Provide only the number of lines in the listing that contain the string "charge".

** Extracted entries **
-- START --

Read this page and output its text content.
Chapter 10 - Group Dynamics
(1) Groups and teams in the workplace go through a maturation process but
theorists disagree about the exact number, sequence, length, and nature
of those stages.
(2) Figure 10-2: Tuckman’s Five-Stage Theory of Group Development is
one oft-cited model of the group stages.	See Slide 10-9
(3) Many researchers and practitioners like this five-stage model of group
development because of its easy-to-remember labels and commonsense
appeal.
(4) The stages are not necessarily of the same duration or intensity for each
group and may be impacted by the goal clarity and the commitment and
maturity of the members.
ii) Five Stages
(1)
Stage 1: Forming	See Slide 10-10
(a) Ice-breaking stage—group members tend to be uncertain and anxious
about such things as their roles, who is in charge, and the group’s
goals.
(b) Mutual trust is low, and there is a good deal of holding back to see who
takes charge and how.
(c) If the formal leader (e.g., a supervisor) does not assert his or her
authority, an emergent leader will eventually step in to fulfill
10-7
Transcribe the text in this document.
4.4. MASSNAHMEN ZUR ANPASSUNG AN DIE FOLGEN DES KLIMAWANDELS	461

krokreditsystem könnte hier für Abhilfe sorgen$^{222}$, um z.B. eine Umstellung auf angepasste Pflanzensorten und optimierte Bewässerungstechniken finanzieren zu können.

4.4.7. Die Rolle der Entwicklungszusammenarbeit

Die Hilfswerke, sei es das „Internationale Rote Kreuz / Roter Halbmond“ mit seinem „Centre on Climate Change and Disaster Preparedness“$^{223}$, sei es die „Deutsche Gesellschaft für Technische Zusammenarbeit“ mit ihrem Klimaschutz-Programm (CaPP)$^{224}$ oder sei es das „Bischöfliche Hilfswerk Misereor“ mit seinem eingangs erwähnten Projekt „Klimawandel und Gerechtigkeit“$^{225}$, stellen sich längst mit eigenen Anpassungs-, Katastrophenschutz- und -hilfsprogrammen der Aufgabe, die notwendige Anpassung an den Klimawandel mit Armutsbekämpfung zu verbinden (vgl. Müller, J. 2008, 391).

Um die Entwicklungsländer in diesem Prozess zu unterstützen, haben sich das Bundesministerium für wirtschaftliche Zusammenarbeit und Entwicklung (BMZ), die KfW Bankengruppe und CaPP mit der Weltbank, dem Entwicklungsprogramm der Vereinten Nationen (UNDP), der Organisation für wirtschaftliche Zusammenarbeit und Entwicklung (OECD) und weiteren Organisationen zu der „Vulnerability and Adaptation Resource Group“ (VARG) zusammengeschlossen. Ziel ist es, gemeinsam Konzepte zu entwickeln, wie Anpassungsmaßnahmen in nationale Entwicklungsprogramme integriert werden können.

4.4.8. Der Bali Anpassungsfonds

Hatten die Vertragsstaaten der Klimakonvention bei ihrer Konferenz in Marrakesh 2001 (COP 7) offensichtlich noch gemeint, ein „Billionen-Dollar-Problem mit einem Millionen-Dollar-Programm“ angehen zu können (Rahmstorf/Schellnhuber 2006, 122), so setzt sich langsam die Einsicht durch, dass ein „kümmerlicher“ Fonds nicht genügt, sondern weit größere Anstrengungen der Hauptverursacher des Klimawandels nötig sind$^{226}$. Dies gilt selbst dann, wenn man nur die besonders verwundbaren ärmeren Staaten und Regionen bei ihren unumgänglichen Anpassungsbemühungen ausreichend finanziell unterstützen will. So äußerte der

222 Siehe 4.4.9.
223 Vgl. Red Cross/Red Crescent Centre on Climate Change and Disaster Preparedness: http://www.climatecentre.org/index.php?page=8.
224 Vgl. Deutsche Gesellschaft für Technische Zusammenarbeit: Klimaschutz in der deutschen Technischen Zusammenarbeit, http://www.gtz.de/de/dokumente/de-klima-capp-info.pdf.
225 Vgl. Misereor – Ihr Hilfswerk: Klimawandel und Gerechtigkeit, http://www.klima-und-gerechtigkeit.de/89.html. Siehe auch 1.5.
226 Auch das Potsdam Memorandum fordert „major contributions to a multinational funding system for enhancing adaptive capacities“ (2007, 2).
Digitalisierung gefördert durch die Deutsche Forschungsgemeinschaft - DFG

-- END --

** Task response **
2